Gentoo Linux (OpenRC) でinitスクリプトを書くには [基本編]
何かの機能を提供するシステムを構成する時、OSのパッケージ管理システムに必要なサービスが含まれていなくて、手動でインストールしないといけない場合がある。
その場合、困るのが「再起動時の自動起動」。手動でやってると、メンテナンスで再起動なんかした時に、つい忘れてしまうんだよね。
ここは精神の安定とシステムの平和を守るためにも、自動にしておきたいところ。
Gentoo (正確にはOpenRCをinitシステムとして使っている場合のみだけど ) では、initスクリプト (起動スクリプト) を用意してやることで、サービスや開始や停止、自動起動の登録などの制御ができるようになる。
これは、サービス (デーモン) を自作するときにも役に立つ。例えばWebアプリを稼働させる場合、キャッシュサーバ、Webサーバ、アプリサーバ、DBサーバなどが相互に依存して絡み合いながら動作するので、適切な起動順で各サービスを自動起動させるのは、運用上、結構重要だ。

_作業内容:_ 上に示したGentoo Linuxのinitスクリプトに関する文章を、一字一句変えずに全文引用してください。

_資料一覧:_
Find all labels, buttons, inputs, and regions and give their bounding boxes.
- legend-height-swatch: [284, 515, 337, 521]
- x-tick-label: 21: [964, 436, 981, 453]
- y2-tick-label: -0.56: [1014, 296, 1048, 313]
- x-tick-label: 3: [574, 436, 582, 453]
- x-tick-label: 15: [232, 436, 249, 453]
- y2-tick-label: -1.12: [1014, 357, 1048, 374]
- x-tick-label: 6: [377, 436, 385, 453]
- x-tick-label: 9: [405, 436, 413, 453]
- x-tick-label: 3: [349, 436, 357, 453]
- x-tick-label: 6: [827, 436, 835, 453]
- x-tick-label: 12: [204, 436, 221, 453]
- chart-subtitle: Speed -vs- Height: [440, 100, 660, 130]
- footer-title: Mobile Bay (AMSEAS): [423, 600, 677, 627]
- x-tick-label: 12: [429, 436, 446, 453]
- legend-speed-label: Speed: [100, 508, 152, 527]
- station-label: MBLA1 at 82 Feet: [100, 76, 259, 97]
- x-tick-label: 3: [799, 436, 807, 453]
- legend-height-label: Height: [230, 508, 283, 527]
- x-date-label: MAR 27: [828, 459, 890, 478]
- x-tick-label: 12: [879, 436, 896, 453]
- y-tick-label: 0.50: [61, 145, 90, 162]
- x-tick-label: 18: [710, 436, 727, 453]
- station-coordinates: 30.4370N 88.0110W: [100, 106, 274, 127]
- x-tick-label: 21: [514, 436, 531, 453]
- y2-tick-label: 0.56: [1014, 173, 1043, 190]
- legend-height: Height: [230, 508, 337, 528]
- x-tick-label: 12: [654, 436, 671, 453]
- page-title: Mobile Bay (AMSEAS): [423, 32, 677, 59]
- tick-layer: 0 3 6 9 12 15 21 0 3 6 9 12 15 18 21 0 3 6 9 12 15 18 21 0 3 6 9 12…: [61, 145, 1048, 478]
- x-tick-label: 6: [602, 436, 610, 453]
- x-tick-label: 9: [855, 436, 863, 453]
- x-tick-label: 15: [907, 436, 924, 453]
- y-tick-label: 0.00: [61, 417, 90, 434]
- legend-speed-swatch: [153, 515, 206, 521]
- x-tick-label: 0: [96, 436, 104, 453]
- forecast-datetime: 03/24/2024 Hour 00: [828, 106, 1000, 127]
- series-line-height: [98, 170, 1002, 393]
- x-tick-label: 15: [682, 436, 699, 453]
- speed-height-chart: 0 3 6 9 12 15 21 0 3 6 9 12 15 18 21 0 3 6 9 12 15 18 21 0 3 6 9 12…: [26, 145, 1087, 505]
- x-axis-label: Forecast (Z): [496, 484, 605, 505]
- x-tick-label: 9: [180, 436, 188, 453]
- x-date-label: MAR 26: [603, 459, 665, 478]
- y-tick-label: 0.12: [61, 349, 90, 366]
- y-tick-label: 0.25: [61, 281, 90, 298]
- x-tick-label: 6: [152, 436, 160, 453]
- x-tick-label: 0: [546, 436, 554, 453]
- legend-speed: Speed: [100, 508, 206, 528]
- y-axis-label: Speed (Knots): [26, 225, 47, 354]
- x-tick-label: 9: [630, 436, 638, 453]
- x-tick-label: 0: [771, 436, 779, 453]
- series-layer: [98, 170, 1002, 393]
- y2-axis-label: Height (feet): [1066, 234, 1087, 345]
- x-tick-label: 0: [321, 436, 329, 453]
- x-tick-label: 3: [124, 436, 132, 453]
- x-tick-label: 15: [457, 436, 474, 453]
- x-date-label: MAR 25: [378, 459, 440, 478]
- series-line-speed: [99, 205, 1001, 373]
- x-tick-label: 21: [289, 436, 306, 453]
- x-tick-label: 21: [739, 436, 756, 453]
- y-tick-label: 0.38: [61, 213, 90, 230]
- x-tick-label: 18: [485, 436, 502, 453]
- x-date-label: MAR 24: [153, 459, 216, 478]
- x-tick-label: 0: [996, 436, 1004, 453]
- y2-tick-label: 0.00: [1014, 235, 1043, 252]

_作業の解答:_
Gentoo Linux (OpenRC) でinitスクリプトを書くには [基本編]
何かの機能を提供するシステムを構成する時、OSのパッケージ管理システムに必要なサービスが含まれていなくて、手動でインストールしないといけない場合がある。
その場合、困るのが「再起動時の自動起動」。手動でやってると、メンテナンスで再起動なんかした時に、つい忘れてしまうんだよね。
ここは精神の安定とシステムの平和を守るためにも、自動にしておきたいところ。
Gentoo (正確にはOpenRCをinitシステムとして使っている場合のみだけど ) では、initスクリプト (起動スクリプト) を用意してやることで、サービスや開始や停止、自動起動の登録などの制御ができるようになる。
これは、サービス (デーモン) を自作するときにも役に立つ。例えばWebアプリを稼働させる場合、キャッシュサーバ、Webサーバ、アプリサーバ、DBサーバなどが相互に依存して絡み合いながら動作するので、適切な起動順で各サービスを自動起動させるのは、運用上、結構重要だ。